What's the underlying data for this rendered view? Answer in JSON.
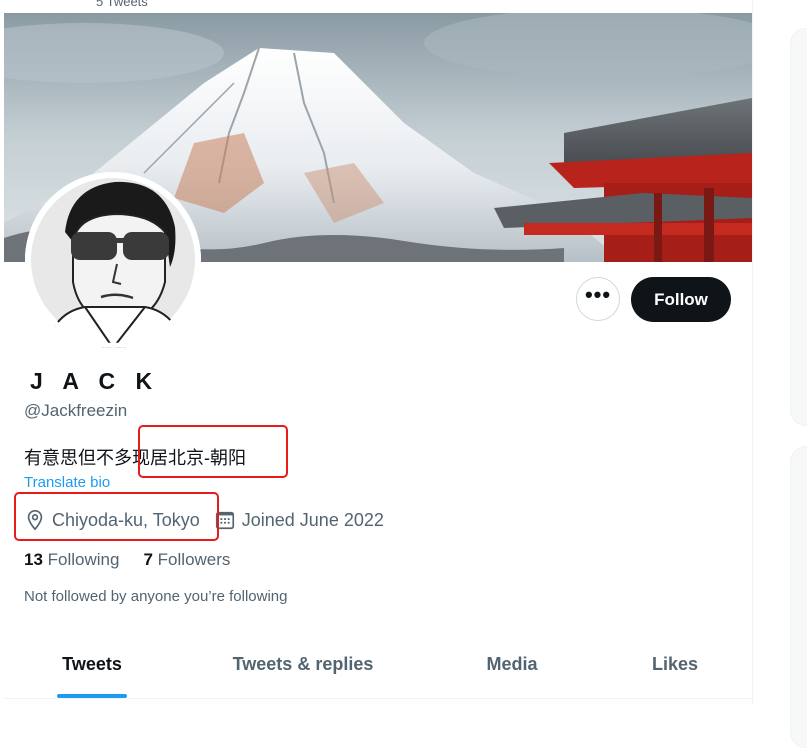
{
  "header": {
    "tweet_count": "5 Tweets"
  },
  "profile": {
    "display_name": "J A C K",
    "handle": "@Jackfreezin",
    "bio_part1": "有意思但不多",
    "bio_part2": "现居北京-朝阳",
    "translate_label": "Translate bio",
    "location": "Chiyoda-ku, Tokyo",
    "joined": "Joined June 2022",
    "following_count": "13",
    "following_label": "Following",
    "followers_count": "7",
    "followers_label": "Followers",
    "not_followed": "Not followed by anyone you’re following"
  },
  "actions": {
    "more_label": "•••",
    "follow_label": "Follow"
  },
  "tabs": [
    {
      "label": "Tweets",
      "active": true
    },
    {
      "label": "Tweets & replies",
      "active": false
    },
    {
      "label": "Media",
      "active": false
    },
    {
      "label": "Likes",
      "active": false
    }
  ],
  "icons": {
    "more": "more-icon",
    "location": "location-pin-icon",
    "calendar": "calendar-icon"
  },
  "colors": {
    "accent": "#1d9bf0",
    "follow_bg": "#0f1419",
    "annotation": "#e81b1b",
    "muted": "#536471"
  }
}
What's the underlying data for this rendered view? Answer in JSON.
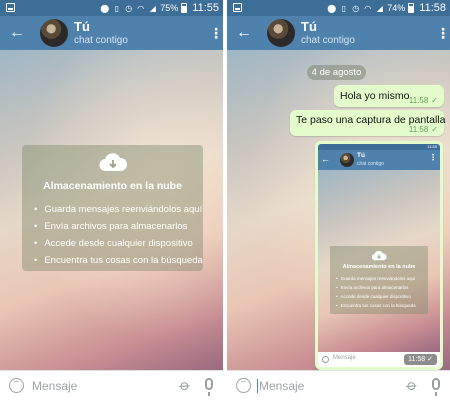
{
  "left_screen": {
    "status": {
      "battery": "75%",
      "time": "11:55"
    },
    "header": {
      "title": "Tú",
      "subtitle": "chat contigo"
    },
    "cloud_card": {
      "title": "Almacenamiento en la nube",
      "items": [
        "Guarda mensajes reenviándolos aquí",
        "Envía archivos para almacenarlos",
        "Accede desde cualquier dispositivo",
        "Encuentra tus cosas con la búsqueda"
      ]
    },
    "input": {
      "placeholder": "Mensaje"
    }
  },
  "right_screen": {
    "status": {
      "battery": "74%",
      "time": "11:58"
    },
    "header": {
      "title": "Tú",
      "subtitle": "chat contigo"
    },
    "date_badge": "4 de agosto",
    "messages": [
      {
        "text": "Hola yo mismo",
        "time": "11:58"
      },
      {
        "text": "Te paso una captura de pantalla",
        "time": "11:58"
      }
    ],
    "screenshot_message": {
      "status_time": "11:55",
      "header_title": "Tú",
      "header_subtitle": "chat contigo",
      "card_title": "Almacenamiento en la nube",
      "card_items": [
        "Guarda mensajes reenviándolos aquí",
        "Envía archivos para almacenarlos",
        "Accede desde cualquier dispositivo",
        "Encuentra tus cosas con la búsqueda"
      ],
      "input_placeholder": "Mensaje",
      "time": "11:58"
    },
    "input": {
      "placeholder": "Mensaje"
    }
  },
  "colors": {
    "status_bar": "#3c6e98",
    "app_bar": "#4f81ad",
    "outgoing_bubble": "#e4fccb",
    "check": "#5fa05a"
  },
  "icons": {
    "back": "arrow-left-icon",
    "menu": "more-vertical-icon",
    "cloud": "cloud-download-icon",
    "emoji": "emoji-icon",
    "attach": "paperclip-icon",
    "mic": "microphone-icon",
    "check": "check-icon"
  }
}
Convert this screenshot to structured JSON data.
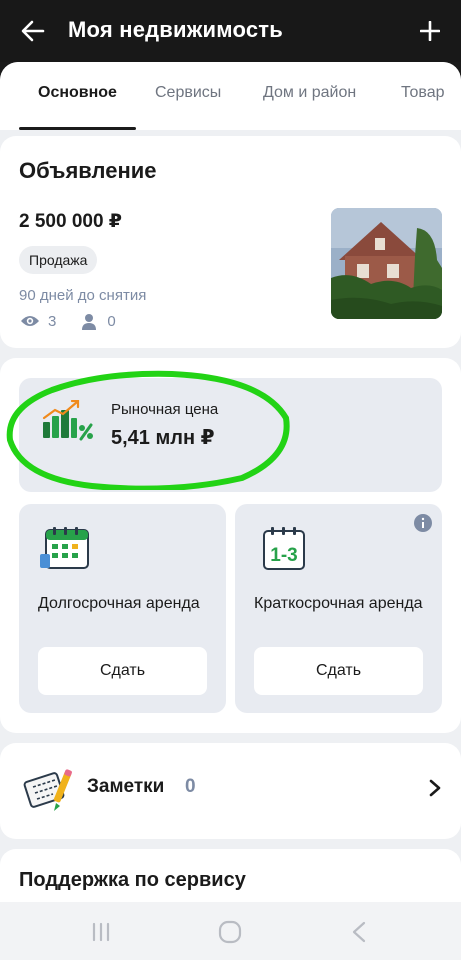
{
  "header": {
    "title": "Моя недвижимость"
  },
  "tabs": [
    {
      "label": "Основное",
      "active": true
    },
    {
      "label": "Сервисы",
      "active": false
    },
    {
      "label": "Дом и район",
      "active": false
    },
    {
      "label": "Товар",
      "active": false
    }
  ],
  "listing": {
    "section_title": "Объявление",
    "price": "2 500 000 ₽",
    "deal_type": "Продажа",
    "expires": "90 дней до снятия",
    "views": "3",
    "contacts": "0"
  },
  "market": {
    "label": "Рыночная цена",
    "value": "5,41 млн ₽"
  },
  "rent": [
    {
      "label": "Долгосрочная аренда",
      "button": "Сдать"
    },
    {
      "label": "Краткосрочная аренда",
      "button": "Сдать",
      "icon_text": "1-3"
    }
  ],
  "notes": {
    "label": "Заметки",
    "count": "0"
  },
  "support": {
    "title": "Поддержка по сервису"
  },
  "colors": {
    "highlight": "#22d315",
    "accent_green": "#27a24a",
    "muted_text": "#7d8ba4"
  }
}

Stated task =>
Without the pictures, write out every entry precisely as it appears.

Task response =>
What's the underlying data for this rendered view? Answer in JSON.
{
  "header": {
    "tweet_count": "5 Tweets"
  },
  "profile": {
    "display_name": "J A C K",
    "handle": "@Jackfreezin",
    "bio_part1": "有意思但不多",
    "bio_part2": "现居北京-朝阳",
    "translate_label": "Translate bio",
    "location": "Chiyoda-ku, Tokyo",
    "joined": "Joined June 2022",
    "following_count": "13",
    "following_label": "Following",
    "followers_count": "7",
    "followers_label": "Followers",
    "not_followed": "Not followed by anyone you’re following"
  },
  "actions": {
    "more_label": "•••",
    "follow_label": "Follow"
  },
  "tabs": [
    {
      "label": "Tweets",
      "active": true
    },
    {
      "label": "Tweets & replies",
      "active": false
    },
    {
      "label": "Media",
      "active": false
    },
    {
      "label": "Likes",
      "active": false
    }
  ],
  "icons": {
    "more": "more-icon",
    "location": "location-pin-icon",
    "calendar": "calendar-icon"
  },
  "colors": {
    "accent": "#1d9bf0",
    "follow_bg": "#0f1419",
    "annotation": "#e81b1b",
    "muted": "#536471"
  }
}
What's the underlying data for this rendered view? Answer in JSON.
{
  "left_screen": {
    "status": {
      "battery": "75%",
      "time": "11:55"
    },
    "header": {
      "title": "Tú",
      "subtitle": "chat contigo"
    },
    "cloud_card": {
      "title": "Almacenamiento en la nube",
      "items": [
        "Guarda mensajes reenviándolos aquí",
        "Envía archivos para almacenarlos",
        "Accede desde cualquier dispositivo",
        "Encuentra tus cosas con la búsqueda"
      ]
    },
    "input": {
      "placeholder": "Mensaje"
    }
  },
  "right_screen": {
    "status": {
      "battery": "74%",
      "time": "11:58"
    },
    "header": {
      "title": "Tú",
      "subtitle": "chat contigo"
    },
    "date_badge": "4 de agosto",
    "messages": [
      {
        "text": "Hola yo mismo",
        "time": "11:58"
      },
      {
        "text": "Te paso una captura de pantalla",
        "time": "11:58"
      }
    ],
    "screenshot_message": {
      "status_time": "11:55",
      "header_title": "Tú",
      "header_subtitle": "chat contigo",
      "card_title": "Almacenamiento en la nube",
      "card_items": [
        "Guarda mensajes reenviándolos aquí",
        "Envía archivos para almacenarlos",
        "Accede desde cualquier dispositivo",
        "Encuentra tus cosas con la búsqueda"
      ],
      "input_placeholder": "Mensaje",
      "time": "11:58"
    },
    "input": {
      "placeholder": "Mensaje"
    }
  },
  "colors": {
    "status_bar": "#3c6e98",
    "app_bar": "#4f81ad",
    "outgoing_bubble": "#e4fccb",
    "check": "#5fa05a"
  },
  "icons": {
    "back": "arrow-left-icon",
    "menu": "more-vertical-icon",
    "cloud": "cloud-download-icon",
    "emoji": "emoji-icon",
    "attach": "paperclip-icon",
    "mic": "microphone-icon",
    "check": "check-icon"
  }
}
Convert this screenshot to structured JSON data.
{
  "header": {
    "title": "Моя недвижимость"
  },
  "tabs": [
    {
      "label": "Основное",
      "active": true
    },
    {
      "label": "Сервисы",
      "active": false
    },
    {
      "label": "Дом и район",
      "active": false
    },
    {
      "label": "Товар",
      "active": false
    }
  ],
  "listing": {
    "section_title": "Объявление",
    "price": "2 500 000 ₽",
    "deal_type": "Продажа",
    "expires": "90 дней до снятия",
    "views": "3",
    "contacts": "0"
  },
  "market": {
    "label": "Рыночная цена",
    "value": "5,41 млн ₽"
  },
  "rent": [
    {
      "label": "Долгосрочная аренда",
      "button": "Сдать"
    },
    {
      "label": "Краткосрочная аренда",
      "button": "Сдать",
      "icon_text": "1-3"
    }
  ],
  "notes": {
    "label": "Заметки",
    "count": "0"
  },
  "support": {
    "title": "Поддержка по сервису"
  },
  "colors": {
    "highlight": "#22d315",
    "accent_green": "#27a24a",
    "muted_text": "#7d8ba4"
  }
}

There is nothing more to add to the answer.